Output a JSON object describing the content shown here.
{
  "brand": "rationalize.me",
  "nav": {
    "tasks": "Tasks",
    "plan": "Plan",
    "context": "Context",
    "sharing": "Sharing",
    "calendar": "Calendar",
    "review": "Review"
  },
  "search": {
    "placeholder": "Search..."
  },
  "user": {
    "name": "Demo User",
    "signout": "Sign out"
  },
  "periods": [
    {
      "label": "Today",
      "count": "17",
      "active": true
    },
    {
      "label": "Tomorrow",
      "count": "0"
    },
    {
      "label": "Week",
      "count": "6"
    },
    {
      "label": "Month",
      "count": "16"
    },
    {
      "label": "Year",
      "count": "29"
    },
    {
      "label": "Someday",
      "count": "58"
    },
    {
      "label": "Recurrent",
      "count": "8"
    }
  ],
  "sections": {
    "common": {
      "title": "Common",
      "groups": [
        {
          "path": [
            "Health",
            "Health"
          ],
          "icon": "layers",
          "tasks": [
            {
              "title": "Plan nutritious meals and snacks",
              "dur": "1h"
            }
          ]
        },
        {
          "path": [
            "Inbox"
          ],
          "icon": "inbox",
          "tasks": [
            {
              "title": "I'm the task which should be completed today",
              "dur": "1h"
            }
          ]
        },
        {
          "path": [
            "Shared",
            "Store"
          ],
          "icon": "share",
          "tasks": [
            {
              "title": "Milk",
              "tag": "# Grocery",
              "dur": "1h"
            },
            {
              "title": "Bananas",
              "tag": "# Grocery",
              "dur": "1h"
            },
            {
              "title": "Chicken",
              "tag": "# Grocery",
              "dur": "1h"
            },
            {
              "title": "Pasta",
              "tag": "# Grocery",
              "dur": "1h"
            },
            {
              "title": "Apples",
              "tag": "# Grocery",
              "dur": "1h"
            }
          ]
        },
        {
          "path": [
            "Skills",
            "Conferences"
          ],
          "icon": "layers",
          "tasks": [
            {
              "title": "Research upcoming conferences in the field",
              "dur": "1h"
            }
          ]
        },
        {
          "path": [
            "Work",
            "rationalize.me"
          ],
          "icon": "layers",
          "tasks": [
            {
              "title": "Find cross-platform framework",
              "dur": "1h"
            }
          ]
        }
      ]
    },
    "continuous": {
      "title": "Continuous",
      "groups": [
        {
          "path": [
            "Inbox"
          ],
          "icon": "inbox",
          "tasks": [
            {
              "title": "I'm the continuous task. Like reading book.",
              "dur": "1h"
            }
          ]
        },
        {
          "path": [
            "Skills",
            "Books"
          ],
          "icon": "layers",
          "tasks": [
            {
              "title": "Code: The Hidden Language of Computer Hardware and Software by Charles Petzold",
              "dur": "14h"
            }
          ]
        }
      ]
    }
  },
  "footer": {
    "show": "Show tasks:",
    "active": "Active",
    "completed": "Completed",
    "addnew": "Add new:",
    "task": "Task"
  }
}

● WRITTEN EXERCISE
Exactly as written, please output every entry.

● RESULT OF THE TASK
Output a JSON object describing the content shown here.
{
  "brand": "rationalize.me",
  "nav": {
    "tasks": "Tasks",
    "plan": "Plan",
    "context": "Context",
    "sharing": "Sharing",
    "calendar": "Calendar",
    "review": "Review"
  },
  "search": {
    "placeholder": "Search..."
  },
  "user": {
    "name": "Demo User",
    "signout": "Sign out"
  },
  "periods": [
    {
      "label": "Today",
      "count": "17",
      "active": true
    },
    {
      "label": "Tomorrow",
      "count": "0"
    },
    {
      "label": "Week",
      "count": "6"
    },
    {
      "label": "Month",
      "count": "16"
    },
    {
      "label": "Year",
      "count": "29"
    },
    {
      "label": "Someday",
      "count": "58"
    },
    {
      "label": "Recurrent",
      "count": "8"
    }
  ],
  "sections": {
    "common": {
      "title": "Common",
      "groups": [
        {
          "path": [
            "Health",
            "Health"
          ],
          "icon": "layers",
          "tasks": [
            {
              "title": "Plan nutritious meals and snacks",
              "dur": "1h"
            }
          ]
        },
        {
          "path": [
            "Inbox"
          ],
          "icon": "inbox",
          "tasks": [
            {
              "title": "I'm the task which should be completed today",
              "dur": "1h"
            }
          ]
        },
        {
          "path": [
            "Shared",
            "Store"
          ],
          "icon": "share",
          "tasks": [
            {
              "title": "Milk",
              "tag": "# Grocery",
              "dur": "1h"
            },
            {
              "title": "Bananas",
              "tag": "# Grocery",
              "dur": "1h"
            },
            {
              "title": "Chicken",
              "tag": "# Grocery",
              "dur": "1h"
            },
            {
              "title": "Pasta",
              "tag": "# Grocery",
              "dur": "1h"
            },
            {
              "title": "Apples",
              "tag": "# Grocery",
              "dur": "1h"
            }
          ]
        },
        {
          "path": [
            "Skills",
            "Conferences"
          ],
          "icon": "layers",
          "tasks": [
            {
              "title": "Research upcoming conferences in the field",
              "dur": "1h"
            }
          ]
        },
        {
          "path": [
            "Work",
            "rationalize.me"
          ],
          "icon": "layers",
          "tasks": [
            {
              "title": "Find cross-platform framework",
              "dur": "1h"
            }
          ]
        }
      ]
    },
    "continuous": {
      "title": "Continuous",
      "groups": [
        {
          "path": [
            "Inbox"
          ],
          "icon": "inbox",
          "tasks": [
            {
              "title": "I'm the continuous task. Like reading book.",
              "dur": "1h"
            }
          ]
        },
        {
          "path": [
            "Skills",
            "Books"
          ],
          "icon": "layers",
          "tasks": [
            {
              "title": "Code: The Hidden Language of Computer Hardware and Software by Charles Petzold",
              "dur": "14h"
            }
          ]
        }
      ]
    }
  },
  "footer": {
    "show": "Show tasks:",
    "active": "Active",
    "completed": "Completed",
    "addnew": "Add new:",
    "task": "Task"
  }
}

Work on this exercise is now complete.